The last year I noticed that often the application only uses about 1 GB before it already runs out of memory. After some investigations it seemed that the cause of this problem is memory fragmentation. I used VMMAP (a SysInternals utility) to look at the memory usage of my application and saw something like this:
The orange areas are memory allocated by my application. The purple areas are executable code.
As you can see in the bottom halve of the image, the purple areas (which are the DLL's) are loaded at many different addresses, causing my memory to be fragmented. This isn't really a problem if my customer does not have a lot of data, but if my customer has data sets that take more than 1 GB, and a part of the application needs a big block of memory (e.g. 50 MB), it can result in a memory allocation failure, causing my application to crash.

__Information supplied__:
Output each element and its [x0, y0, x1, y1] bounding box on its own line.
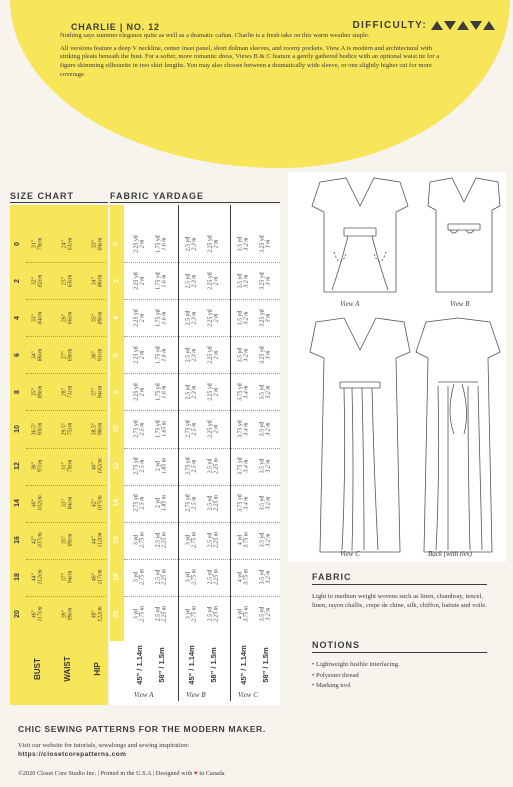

__Set task A__:
Do the following statements agree with the memory fragmentation excerpt? For each, answer yes or no and quote the words of the excerpt that decide it.
(i) In the VMMAP view, the purple areas are executable code.
(ii) The application often runs out of memory only after using about 2 GB.
(iii) The fragmentation causes trouble even for customers without much data.
__Set task B__:
What do the following questions about the memory fragmentation excerpt have as answers?
(i) Which utility was used to look at the application's memory usage?
(ii) What do the orange areas stand for?
(iii) What size is given as an example of a big block of memory?

__Exercise answer A__:
(i) Yes: "The purple areas are executable code."
(ii) No: "often the application only uses about 1 GB before it already runs out of memory."
(iii) No: "This isn't really a problem if my customer does not have a lot of data"

__Exercise answer B__:
(i) VMMAP, a SysInternals utility
(ii) Memory allocated by the application
(iii) 50 MB